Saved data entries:

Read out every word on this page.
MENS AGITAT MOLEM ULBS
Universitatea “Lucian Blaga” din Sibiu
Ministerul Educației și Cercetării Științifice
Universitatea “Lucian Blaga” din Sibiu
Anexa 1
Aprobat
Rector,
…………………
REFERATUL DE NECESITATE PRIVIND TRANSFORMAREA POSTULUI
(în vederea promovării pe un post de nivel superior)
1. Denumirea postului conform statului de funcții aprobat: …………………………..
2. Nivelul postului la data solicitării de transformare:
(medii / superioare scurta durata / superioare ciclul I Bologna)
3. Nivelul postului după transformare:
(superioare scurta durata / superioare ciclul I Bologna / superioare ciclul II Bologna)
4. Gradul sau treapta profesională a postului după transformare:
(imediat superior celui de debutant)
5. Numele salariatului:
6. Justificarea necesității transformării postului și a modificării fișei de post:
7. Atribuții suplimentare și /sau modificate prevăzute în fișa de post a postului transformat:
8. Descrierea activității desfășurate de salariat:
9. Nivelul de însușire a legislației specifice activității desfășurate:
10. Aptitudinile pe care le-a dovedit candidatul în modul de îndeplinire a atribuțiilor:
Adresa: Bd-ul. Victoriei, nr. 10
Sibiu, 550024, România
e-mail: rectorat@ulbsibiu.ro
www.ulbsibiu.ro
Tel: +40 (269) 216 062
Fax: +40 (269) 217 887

▸ **WHAT YOU ARE ASKED TO DO**
Write the complete data out, exactly as above.

▸ **FINISHED ANSWER**
Read out every word on this page.
MENS AGITAT MOLEM ULBS
Universitatea “Lucian Blaga” din Sibiu
Ministerul Educației și Cercetării Științifice
Universitatea “Lucian Blaga” din Sibiu
Anexa 1
Aprobat
Rector,
…………………
REFERATUL DE NECESITATE PRIVIND TRANSFORMAREA POSTULUI
(în vederea promovării pe un post de nivel superior)
1. Denumirea postului conform statului de funcții aprobat: …………………………..
2. Nivelul postului la data solicitării de transformare:
(medii / superioare scurta durata / superioare ciclul I Bologna)
3. Nivelul postului după transformare:
(superioare scurta durata / superioare ciclul I Bologna / superioare ciclul II Bologna)
4. Gradul sau treapta profesională a postului după transformare:
(imediat superior celui de debutant)
5. Numele salariatului:
6. Justificarea necesității transformării postului și a modificării fișei de post:
7. Atribuții suplimentare și /sau modificate prevăzute în fișa de post a postului transformat:
8. Descrierea activității desfășurate de salariat:
9. Nivelul de însușire a legislației specifice activității desfășurate:
10. Aptitudinile pe care le-a dovedit candidatul în modul de îndeplinire a atribuțiilor:
Adresa: Bd-ul. Victoriei, nr. 10
Sibiu, 550024, România
e-mail: rectorat@ulbsibiu.ro
www.ulbsibiu.ro
Tel: +40 (269) 216 062
Fax: +40 (269) 217 887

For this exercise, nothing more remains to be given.